▸ Aim of the exercise
Set down every entry again word for word, please, but skip the pictures.

▸ Supplied records

***

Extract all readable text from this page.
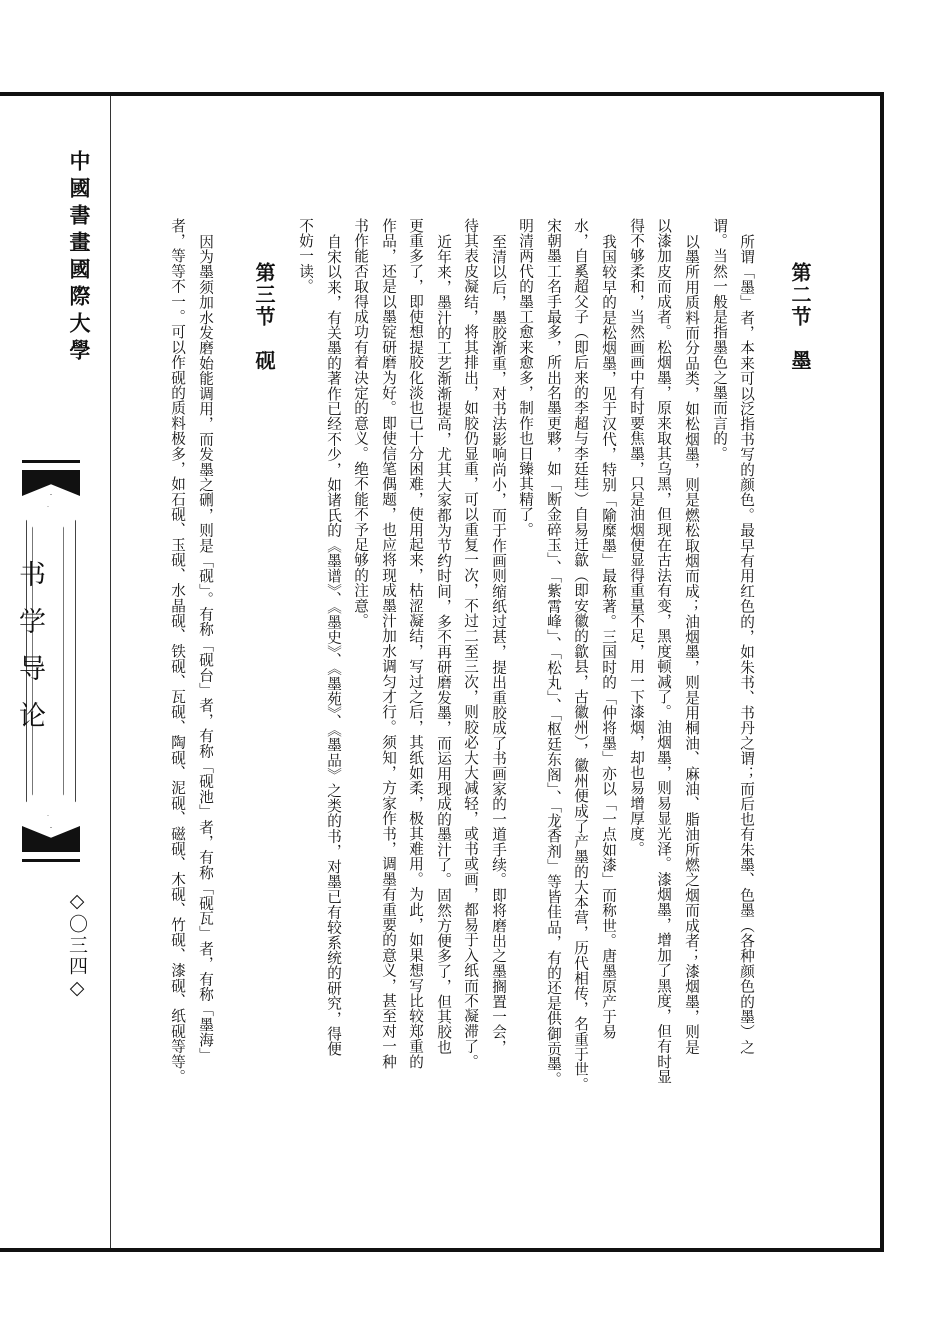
中國書畫國際大學
书学导论
◇〇三四◇
第二节　墨
所谓「墨」者，本来可以泛指书写的颜色。最早有用红色的，如朱书、书丹之谓；而后也有朱墨、色墨（各种颜色的墨）之
谓。当然一般是指墨色之墨而言的。
以墨所用质料而分品类，如松烟墨，则是燃松取烟而成；油烟墨，则是用桐油、麻油、脂油所燃之烟而成者；漆烟墨，则是
以漆加皮而成者。松烟墨，原来取其乌黑，但现在古法有变，黑度顿减了。油烟墨，则易显光泽。漆烟墨，增加了黑度，但有时显
得不够柔和，当然画画中有时要焦墨，只是油烟便显得重量不足，用一下漆烟，却也易增厚度。
我国较早的是松烟墨，见于汉代，特别「隃糜墨」最称著。三国时的「仲将墨」亦以「一点如漆」而称世。唐墨原产于易
水，自奚超父子（即后来的李超与李廷珪）自易迁歙（即安徽的歙县，古徽州），徽州便成了产墨的大本营，历代相传，名重于世。
宋朝墨工名手最多，所出名墨更夥，如「断金碎玉」、「紫霄峰」、「松丸」、「枢廷东阁」、「龙香剂」等皆佳品，有的还是供御贡墨。
明清两代的墨工愈来愈多，制作也日臻其精了。
至清以后，墨胶渐重，对书法影响尚小，而于作画则缩纸过甚，提出重胶成了书画家的一道手续。即将磨出之墨搁置一会，
待其表皮凝结，将其排出，如胶仍显重，可以重复一次，不过二至三次，则胶必大大减轻，或书或画，都易于入纸而不凝滞了。
近年来，墨汁的工艺渐渐提高，尤其大家都为节约时间，多不再研磨发墨，而运用现成的墨汁了。固然方便多了，但其胶也
更重多了，即使想提胶化淡也已十分困难，使用起来，枯涩凝结，写过之后，其纸如柔，极其难用。为此，如果想写比较郑重的
作品，还是以墨锭研磨为好。即使信笔偶题，也应将现成墨汁加水调匀才行。须知，方家作书，调墨有重要的意义，甚至对一种
书作能否取得成功有着决定的意义。绝不能不予足够的注意。
自宋以来，有关墨的著作已经不少，如诸氏的《墨谱》、《墨史》、《墨苑》、《墨品》之类的书，对墨已有较系统的研究，得便
不妨一读。
第三节　砚
因为墨须加水发磨始能调用，而发墨之硎，则是「砚」。有称「砚台」者，有称「砚池」者，有称「砚瓦」者，有称「墨海」
者，等等不一。可以作砚的质料极多，如石砚、玉砚、水晶砚、铁砚、瓦砚、陶砚、泥砚、磁砚、木砚、竹砚、漆砚、纸砚等等。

***

▸ Written answer
Extract all readable text from this page.
中國書畫國際大學
书学导论
◇〇三四◇
第二节　墨
所谓「墨」者，本来可以泛指书写的颜色。最早有用红色的，如朱书、书丹之谓；而后也有朱墨、色墨（各种颜色的墨）之
谓。当然一般是指墨色之墨而言的。
以墨所用质料而分品类，如松烟墨，则是燃松取烟而成；油烟墨，则是用桐油、麻油、脂油所燃之烟而成者；漆烟墨，则是
以漆加皮而成者。松烟墨，原来取其乌黑，但现在古法有变，黑度顿减了。油烟墨，则易显光泽。漆烟墨，增加了黑度，但有时显
得不够柔和，当然画画中有时要焦墨，只是油烟便显得重量不足，用一下漆烟，却也易增厚度。
我国较早的是松烟墨，见于汉代，特别「隃糜墨」最称著。三国时的「仲将墨」亦以「一点如漆」而称世。唐墨原产于易
水，自奚超父子（即后来的李超与李廷珪）自易迁歙（即安徽的歙县，古徽州），徽州便成了产墨的大本营，历代相传，名重于世。
宋朝墨工名手最多，所出名墨更夥，如「断金碎玉」、「紫霄峰」、「松丸」、「枢廷东阁」、「龙香剂」等皆佳品，有的还是供御贡墨。
明清两代的墨工愈来愈多，制作也日臻其精了。
至清以后，墨胶渐重，对书法影响尚小，而于作画则缩纸过甚，提出重胶成了书画家的一道手续。即将磨出之墨搁置一会，
待其表皮凝结，将其排出，如胶仍显重，可以重复一次，不过二至三次，则胶必大大减轻，或书或画，都易于入纸而不凝滞了。
近年来，墨汁的工艺渐渐提高，尤其大家都为节约时间，多不再研磨发墨，而运用现成的墨汁了。固然方便多了，但其胶也
更重多了，即使想提胶化淡也已十分困难，使用起来，枯涩凝结，写过之后，其纸如柔，极其难用。为此，如果想写比较郑重的
作品，还是以墨锭研磨为好。即使信笔偶题，也应将现成墨汁加水调匀才行。须知，方家作书，调墨有重要的意义，甚至对一种
书作能否取得成功有着决定的意义。绝不能不予足够的注意。
自宋以来，有关墨的著作已经不少，如诸氏的《墨谱》、《墨史》、《墨苑》、《墨品》之类的书，对墨已有较系统的研究，得便
不妨一读。
第三节　砚
因为墨须加水发磨始能调用，而发墨之硎，则是「砚」。有称「砚台」者，有称「砚池」者，有称「砚瓦」者，有称「墨海」
者，等等不一。可以作砚的质料极多，如石砚、玉砚、水晶砚、铁砚、瓦砚、陶砚、泥砚、磁砚、木砚、竹砚、漆砚、纸砚等等。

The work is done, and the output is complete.